§ Exercise
Check each line for the string "lithosphere", then give only how many lines have it.

§ Supplied entries
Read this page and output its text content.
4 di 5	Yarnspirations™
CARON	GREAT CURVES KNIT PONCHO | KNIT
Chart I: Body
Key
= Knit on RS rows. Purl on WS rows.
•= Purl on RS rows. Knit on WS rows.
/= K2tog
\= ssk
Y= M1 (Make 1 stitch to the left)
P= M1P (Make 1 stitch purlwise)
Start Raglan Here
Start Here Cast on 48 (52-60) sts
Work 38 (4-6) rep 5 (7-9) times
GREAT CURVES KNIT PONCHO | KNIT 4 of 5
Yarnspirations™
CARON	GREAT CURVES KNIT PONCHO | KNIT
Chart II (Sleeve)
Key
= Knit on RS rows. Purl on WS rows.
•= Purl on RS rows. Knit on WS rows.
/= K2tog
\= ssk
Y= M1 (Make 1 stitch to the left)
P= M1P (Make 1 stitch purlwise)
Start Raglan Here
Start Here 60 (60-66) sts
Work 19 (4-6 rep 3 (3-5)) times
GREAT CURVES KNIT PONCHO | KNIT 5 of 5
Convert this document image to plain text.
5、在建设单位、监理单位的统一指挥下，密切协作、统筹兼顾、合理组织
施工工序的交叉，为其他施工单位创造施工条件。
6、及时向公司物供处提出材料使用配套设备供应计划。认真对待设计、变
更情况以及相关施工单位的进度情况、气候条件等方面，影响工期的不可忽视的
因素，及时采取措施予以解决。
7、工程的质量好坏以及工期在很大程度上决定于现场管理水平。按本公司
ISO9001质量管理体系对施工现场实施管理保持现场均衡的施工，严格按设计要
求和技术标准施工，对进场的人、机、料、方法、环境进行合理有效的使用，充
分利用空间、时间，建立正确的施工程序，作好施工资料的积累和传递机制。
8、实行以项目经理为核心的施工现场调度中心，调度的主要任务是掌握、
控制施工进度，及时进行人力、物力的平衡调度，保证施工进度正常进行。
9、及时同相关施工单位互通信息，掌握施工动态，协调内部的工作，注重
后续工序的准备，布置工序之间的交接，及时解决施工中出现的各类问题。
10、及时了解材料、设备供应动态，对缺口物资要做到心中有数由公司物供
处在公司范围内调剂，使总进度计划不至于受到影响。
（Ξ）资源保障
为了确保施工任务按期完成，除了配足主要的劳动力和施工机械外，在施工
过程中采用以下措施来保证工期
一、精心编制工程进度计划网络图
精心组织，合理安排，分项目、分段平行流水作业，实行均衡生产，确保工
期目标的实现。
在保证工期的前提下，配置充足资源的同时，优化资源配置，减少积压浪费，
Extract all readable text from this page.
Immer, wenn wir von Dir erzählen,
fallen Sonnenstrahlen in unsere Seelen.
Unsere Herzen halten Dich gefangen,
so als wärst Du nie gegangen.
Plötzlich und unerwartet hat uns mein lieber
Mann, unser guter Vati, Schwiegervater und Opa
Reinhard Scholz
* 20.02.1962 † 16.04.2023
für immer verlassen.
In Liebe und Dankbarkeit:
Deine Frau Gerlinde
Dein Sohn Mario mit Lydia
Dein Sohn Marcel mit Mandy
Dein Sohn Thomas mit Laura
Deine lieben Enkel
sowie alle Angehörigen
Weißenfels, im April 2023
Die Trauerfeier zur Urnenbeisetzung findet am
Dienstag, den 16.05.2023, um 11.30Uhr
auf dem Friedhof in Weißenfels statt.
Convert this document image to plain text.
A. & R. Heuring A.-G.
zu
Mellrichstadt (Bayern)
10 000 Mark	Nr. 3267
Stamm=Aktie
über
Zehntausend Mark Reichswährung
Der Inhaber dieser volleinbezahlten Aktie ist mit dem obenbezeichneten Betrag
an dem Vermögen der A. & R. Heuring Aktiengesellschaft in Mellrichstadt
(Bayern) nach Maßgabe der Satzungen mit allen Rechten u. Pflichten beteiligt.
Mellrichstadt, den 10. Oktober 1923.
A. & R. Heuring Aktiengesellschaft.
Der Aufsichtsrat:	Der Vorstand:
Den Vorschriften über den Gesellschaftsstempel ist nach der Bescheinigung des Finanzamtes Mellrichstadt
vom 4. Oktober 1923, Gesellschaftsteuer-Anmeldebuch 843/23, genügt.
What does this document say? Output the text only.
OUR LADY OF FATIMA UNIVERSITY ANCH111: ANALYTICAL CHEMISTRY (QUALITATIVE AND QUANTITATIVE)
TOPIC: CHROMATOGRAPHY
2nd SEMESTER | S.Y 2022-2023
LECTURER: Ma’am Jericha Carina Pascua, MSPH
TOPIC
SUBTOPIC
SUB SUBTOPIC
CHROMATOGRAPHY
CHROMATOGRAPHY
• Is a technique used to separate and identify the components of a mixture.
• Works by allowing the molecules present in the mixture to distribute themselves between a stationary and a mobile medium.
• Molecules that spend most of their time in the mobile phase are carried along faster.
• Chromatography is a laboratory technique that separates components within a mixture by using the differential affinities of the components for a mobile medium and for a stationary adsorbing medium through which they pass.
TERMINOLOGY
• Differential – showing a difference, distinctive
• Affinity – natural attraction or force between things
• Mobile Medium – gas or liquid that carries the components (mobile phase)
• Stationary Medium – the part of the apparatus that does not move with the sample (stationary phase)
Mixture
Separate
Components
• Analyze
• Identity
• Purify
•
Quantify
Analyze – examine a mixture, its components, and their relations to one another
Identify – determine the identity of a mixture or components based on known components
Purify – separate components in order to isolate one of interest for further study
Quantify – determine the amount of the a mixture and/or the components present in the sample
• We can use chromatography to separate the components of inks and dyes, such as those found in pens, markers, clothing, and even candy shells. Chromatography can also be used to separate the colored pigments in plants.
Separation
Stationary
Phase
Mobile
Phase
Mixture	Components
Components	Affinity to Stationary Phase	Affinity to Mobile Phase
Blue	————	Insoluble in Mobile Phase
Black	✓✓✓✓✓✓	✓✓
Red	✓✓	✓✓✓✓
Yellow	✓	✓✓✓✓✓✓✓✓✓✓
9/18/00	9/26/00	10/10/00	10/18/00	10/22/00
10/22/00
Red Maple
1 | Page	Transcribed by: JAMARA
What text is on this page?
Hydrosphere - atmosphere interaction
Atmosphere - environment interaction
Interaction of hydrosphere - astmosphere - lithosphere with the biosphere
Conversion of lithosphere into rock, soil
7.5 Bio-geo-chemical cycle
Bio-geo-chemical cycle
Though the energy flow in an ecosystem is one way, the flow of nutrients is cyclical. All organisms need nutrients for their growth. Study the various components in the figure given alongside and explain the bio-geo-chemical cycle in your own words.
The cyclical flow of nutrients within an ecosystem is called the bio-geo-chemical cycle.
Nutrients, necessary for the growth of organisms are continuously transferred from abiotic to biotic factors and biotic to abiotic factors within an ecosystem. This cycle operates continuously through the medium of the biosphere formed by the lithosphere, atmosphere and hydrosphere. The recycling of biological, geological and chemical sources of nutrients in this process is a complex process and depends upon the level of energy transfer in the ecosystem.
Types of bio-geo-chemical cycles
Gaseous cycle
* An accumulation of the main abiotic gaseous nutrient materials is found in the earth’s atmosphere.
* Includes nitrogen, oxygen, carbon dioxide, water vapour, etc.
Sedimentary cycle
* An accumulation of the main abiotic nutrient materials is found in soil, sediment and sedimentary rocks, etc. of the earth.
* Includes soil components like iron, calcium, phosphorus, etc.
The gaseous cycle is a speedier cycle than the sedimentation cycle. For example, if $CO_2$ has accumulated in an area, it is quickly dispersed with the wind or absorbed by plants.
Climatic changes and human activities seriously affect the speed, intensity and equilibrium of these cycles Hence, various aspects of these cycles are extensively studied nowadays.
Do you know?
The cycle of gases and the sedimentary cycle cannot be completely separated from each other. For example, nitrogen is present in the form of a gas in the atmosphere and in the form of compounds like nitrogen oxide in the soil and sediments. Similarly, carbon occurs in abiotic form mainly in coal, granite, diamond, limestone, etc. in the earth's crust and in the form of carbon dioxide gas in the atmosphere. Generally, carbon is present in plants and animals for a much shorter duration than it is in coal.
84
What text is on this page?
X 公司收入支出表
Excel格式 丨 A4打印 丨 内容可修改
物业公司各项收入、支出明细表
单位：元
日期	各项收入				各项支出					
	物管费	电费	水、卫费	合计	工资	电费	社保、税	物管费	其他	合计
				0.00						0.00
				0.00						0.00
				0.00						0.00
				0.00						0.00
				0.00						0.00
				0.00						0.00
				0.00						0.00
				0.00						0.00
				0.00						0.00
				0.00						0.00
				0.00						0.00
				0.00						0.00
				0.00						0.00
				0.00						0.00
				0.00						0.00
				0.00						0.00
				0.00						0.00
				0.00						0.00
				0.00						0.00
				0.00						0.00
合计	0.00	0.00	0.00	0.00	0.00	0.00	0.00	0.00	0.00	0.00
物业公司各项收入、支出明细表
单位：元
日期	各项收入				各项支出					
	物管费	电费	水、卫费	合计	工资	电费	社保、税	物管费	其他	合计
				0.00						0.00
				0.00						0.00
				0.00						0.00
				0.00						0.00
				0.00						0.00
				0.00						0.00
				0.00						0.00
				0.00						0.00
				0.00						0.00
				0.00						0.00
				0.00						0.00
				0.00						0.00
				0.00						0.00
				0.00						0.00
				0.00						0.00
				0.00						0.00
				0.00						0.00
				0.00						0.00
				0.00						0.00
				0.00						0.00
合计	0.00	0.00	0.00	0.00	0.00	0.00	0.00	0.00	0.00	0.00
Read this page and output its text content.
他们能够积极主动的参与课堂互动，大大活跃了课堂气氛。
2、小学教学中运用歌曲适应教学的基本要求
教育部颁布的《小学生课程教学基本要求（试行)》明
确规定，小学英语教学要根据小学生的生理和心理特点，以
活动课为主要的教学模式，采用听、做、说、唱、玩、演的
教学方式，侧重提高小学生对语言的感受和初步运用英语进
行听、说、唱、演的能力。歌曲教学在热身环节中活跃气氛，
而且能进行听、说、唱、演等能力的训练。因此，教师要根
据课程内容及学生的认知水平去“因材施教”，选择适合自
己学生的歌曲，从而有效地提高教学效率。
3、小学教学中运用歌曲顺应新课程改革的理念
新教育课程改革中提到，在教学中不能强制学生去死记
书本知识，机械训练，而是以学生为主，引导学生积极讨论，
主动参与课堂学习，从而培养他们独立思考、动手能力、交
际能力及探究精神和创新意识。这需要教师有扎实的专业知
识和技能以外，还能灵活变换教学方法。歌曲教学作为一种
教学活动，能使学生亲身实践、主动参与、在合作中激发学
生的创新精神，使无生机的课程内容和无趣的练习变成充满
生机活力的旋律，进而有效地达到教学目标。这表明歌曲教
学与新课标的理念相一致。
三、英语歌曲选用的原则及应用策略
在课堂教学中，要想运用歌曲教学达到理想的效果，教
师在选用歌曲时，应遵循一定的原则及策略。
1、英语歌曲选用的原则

§ Full solution
3